Written problem:
Below are some entries. Copy each line that holds the string "this".

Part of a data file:
☆ ☆ ☆

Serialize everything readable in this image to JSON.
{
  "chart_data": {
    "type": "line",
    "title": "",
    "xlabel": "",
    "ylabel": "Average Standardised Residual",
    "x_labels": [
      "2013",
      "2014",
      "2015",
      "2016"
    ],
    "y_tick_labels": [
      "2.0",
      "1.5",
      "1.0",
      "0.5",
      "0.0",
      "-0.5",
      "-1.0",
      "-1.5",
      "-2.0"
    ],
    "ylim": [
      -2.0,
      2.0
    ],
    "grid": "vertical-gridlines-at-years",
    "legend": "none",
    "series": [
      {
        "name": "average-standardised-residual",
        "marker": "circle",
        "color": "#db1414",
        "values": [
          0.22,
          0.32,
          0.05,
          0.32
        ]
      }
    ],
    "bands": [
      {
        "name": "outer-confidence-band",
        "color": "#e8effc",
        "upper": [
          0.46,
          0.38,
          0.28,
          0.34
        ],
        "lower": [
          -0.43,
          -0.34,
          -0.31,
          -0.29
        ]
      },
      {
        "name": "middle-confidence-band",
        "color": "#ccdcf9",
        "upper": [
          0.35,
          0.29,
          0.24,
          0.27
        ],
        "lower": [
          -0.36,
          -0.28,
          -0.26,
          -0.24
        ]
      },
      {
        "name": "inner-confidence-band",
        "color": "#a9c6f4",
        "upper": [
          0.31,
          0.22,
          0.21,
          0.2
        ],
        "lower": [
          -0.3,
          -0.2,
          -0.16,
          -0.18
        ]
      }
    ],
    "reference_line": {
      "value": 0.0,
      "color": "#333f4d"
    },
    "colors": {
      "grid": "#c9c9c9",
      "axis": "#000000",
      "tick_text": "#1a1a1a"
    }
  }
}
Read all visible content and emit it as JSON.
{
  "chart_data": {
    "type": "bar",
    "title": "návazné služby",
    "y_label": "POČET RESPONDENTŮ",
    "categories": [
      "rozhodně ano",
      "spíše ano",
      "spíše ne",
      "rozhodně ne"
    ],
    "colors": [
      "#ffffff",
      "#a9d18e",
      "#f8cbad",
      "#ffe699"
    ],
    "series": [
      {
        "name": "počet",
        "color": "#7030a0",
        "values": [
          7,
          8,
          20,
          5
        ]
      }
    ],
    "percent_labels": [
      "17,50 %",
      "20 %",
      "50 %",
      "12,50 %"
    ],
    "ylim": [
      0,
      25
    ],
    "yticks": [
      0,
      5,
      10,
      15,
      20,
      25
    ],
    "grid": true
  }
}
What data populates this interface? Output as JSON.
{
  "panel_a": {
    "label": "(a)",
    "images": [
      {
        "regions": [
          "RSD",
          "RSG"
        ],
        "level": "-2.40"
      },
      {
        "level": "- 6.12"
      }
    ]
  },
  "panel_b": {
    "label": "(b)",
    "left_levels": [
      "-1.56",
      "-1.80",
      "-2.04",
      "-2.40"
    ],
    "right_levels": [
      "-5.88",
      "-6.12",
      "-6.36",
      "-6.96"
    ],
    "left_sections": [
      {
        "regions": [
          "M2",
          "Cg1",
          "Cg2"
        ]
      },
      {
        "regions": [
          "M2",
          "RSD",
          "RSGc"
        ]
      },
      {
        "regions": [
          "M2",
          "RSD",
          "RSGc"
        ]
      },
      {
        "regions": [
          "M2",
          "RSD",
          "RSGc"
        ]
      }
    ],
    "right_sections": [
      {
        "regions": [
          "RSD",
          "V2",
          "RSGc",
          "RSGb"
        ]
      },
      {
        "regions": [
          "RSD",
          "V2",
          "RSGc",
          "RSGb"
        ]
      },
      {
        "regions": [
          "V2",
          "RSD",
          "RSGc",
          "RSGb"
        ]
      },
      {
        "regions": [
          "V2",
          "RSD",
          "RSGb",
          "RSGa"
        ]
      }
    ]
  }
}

☆ ☆ ☆

Full solution:
Serialize everything readable in this image to JSON.
What data populates this interface? Output as JSON.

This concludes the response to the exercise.